▶ _Written task_:
Omit the pictures, then write out every entry exactly as it reads.

▶ _Listed entries_:
========

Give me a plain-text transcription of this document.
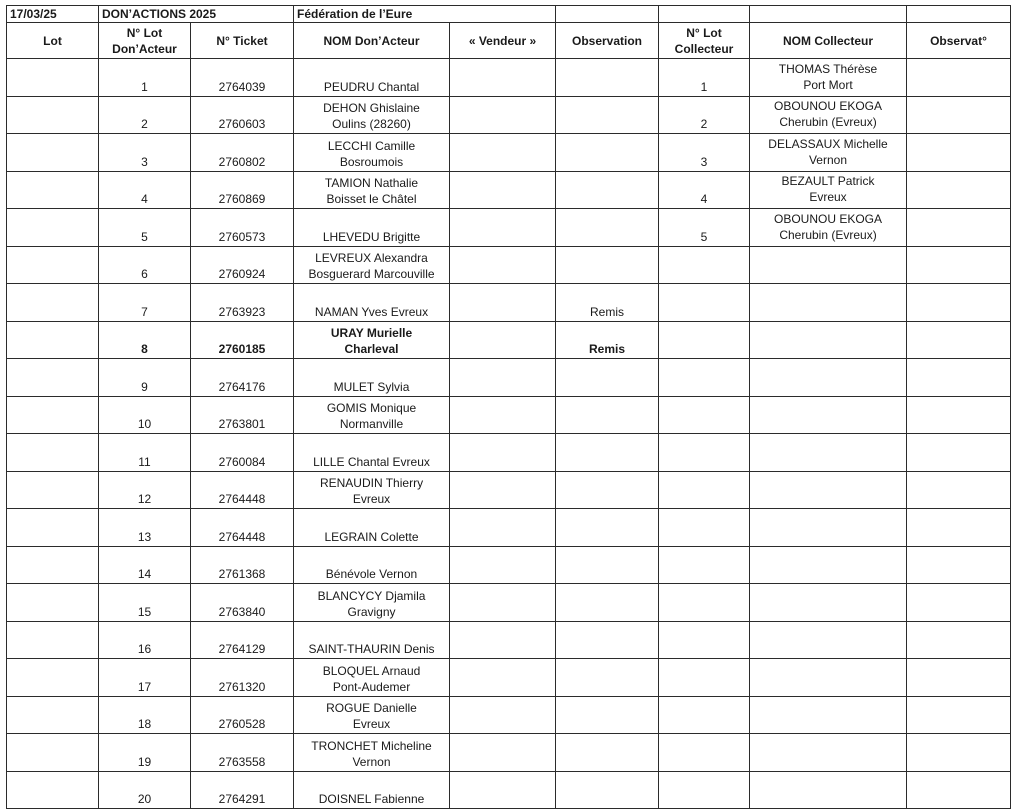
17/03/25	DON’ACTIONS 2025		Fédération de l’Eure					

Lot	N° Lot
Don’Acteur	N° Ticket	NOM Don’Acteur	« Vendeur »	Observation	N° Lot
Collecteur	NOM Collecteur	Observat°

	1	2764039	PEUDRU Chantal			1	THOMAS Thérèse
Port Mort	

	2	2760603	DEHON Ghislaine
Oulins (28260)			2	OBOUNOU EKOGA
Cherubin (Evreux)	

	3	2760802	LECCHI Camille
Bosroumois			3	DELASSAUX Michelle
Vernon	

	4	2760869	TAMION Nathalie
Boisset le Châtel			4	BEZAULT Patrick
Evreux	

	5	2760573	LHEVEDU Brigitte			5	OBOUNOU EKOGA
Cherubin (Evreux)	

	6	2760924	LEVREUX Alexandra
Bosguerard Marcouville					

	7	2763923	NAMAN Yves Evreux		Remis			

	8	2760185	URAY Murielle
Charleval		Remis			

	9	2764176	MULET Sylvia					

	10	2763801	GOMIS Monique
Normanville					

	11	2760084	LILLE Chantal Evreux					

	12	2764448	RENAUDIN Thierry
Evreux					

	13	2764448	LEGRAIN Colette					

	14	2761368	Bénévole Vernon					

	15	2763840	BLANCYCY Djamila
Gravigny					

	16	2764129	SAINT-THAURIN Denis					

	17	2761320	BLOQUEL Arnaud
Pont-Audemer					

	18	2760528	ROGUE Danielle
Evreux					

	19	2763558	TRONCHET Micheline
Vernon					

	20	2764291	DOISNEL Fabienne					
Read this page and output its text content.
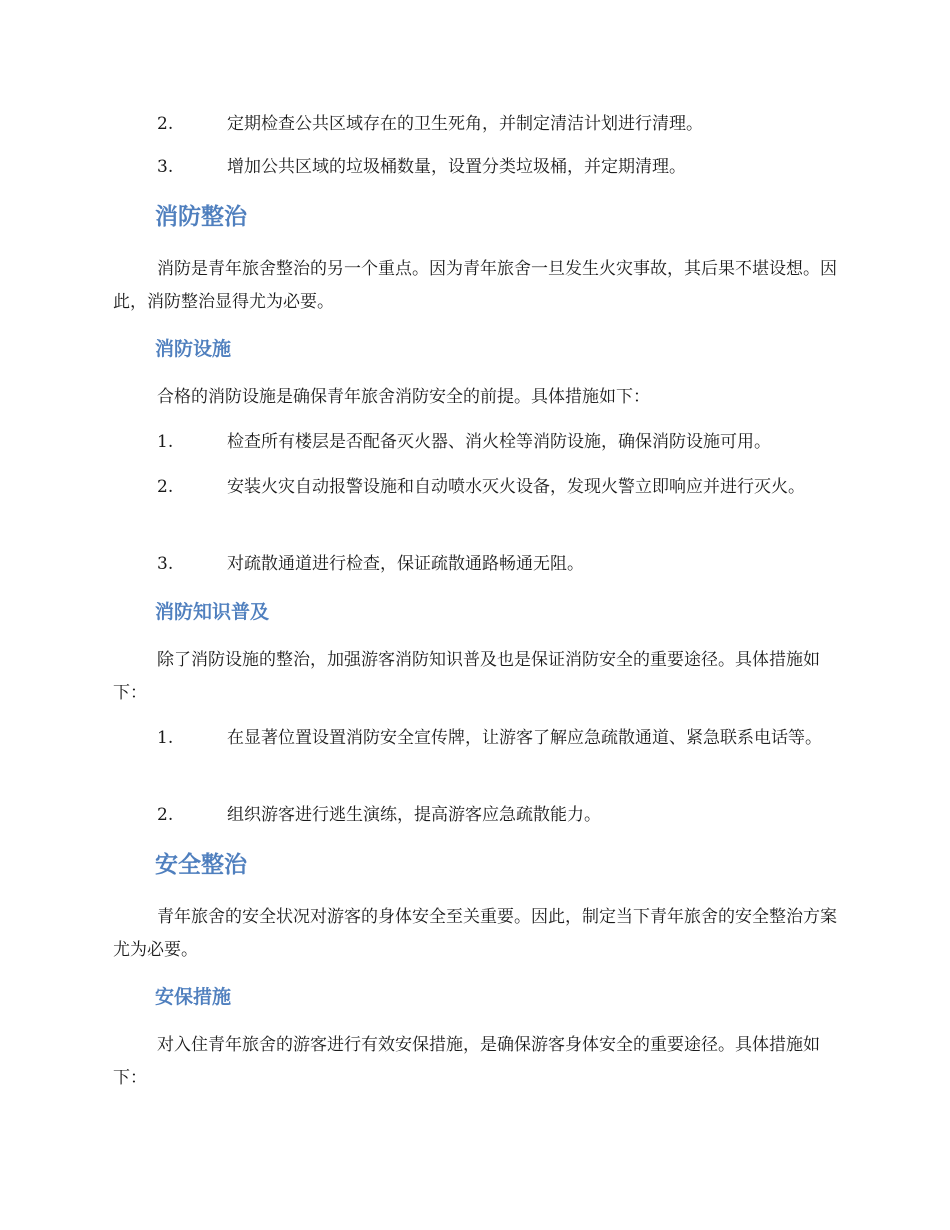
2.	定期检查公共区域存在的卫生死角，并制定清洁计划进行清理。

3.	增加公共区域的垃圾桶数量，设置分类垃圾桶，并定期清理。

消防整治

消防是青年旅舍整治的另一个重点。因为青年旅舍一旦发生火灾事故，其后果不堪设想。因此，消防整治显得尤为必要。

消防设施

合格的消防设施是确保青年旅舍消防安全的前提。具体措施如下：

1.	检查所有楼层是否配备灭火器、消火栓等消防设施，确保消防设施可用。

2.	安装火灾自动报警设施和自动喷水灭火设备，发现火警立即响应并进行灭火。

3.	对疏散通道进行检查，保证疏散通路畅通无阻。

消防知识普及

除了消防设施的整治，加强游客消防知识普及也是保证消防安全的重要途径。具体措施如下：

1.	在显著位置设置消防安全宣传牌，让游客了解应急疏散通道、紧急联系电话等。

2.	组织游客进行逃生演练，提高游客应急疏散能力。

安全整治

青年旅舍的安全状况对游客的身体安全至关重要。因此，制定当下青年旅舍的安全整治方案尤为必要。

安保措施

对入住青年旅舍的游客进行有效安保措施，是确保游客身体安全的重要途径。具体措施如下：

========

▶ _Expected output_:
Give me a plain-text transcription of this document.
17/03/25	DON’ACTIONS 2025		Fédération de l’Eure					

Lot	N° Lot
Don’Acteur	N° Ticket	NOM Don’Acteur	« Vendeur »	Observation	N° Lot
Collecteur	NOM Collecteur	Observat°

	1	2764039	PEUDRU Chantal			1	THOMAS Thérèse
Port Mort	

	2	2760603	DEHON Ghislaine
Oulins (28260)			2	OBOUNOU EKOGA
Cherubin (Evreux)	

	3	2760802	LECCHI Camille
Bosroumois			3	DELASSAUX Michelle
Vernon	

	4	2760869	TAMION Nathalie
Boisset le Châtel			4	BEZAULT Patrick
Evreux	

	5	2760573	LHEVEDU Brigitte			5	OBOUNOU EKOGA
Cherubin (Evreux)	

	6	2760924	LEVREUX Alexandra
Bosguerard Marcouville					

	7	2763923	NAMAN Yves Evreux		Remis			

	8	2760185	URAY Murielle
Charleval		Remis			

	9	2764176	MULET Sylvia					

	10	2763801	GOMIS Monique
Normanville					

	11	2760084	LILLE Chantal Evreux					

	12	2764448	RENAUDIN Thierry
Evreux					

	13	2764448	LEGRAIN Colette					

	14	2761368	Bénévole Vernon					

	15	2763840	BLANCYCY Djamila
Gravigny					

	16	2764129	SAINT-THAURIN Denis					

	17	2761320	BLOQUEL Arnaud
Pont-Audemer					

	18	2760528	ROGUE Danielle
Evreux					

	19	2763558	TRONCHET Micheline
Vernon					

	20	2764291	DOISNEL Fabienne					
Read this page and output its text content.
2.	定期检查公共区域存在的卫生死角，并制定清洁计划进行清理。

3.	增加公共区域的垃圾桶数量，设置分类垃圾桶，并定期清理。

消防整治

消防是青年旅舍整治的另一个重点。因为青年旅舍一旦发生火灾事故，其后果不堪设想。因此，消防整治显得尤为必要。

消防设施

合格的消防设施是确保青年旅舍消防安全的前提。具体措施如下：

1.	检查所有楼层是否配备灭火器、消火栓等消防设施，确保消防设施可用。

2.	安装火灾自动报警设施和自动喷水灭火设备，发现火警立即响应并进行灭火。

3.	对疏散通道进行检查，保证疏散通路畅通无阻。

消防知识普及

除了消防设施的整治，加强游客消防知识普及也是保证消防安全的重要途径。具体措施如下：

1.	在显著位置设置消防安全宣传牌，让游客了解应急疏散通道、紧急联系电话等。

2.	组织游客进行逃生演练，提高游客应急疏散能力。

安全整治

青年旅舍的安全状况对游客的身体安全至关重要。因此，制定当下青年旅舍的安全整治方案尤为必要。

安保措施

对入住青年旅舍的游客进行有效安保措施，是确保游客身体安全的重要途径。具体措施如下：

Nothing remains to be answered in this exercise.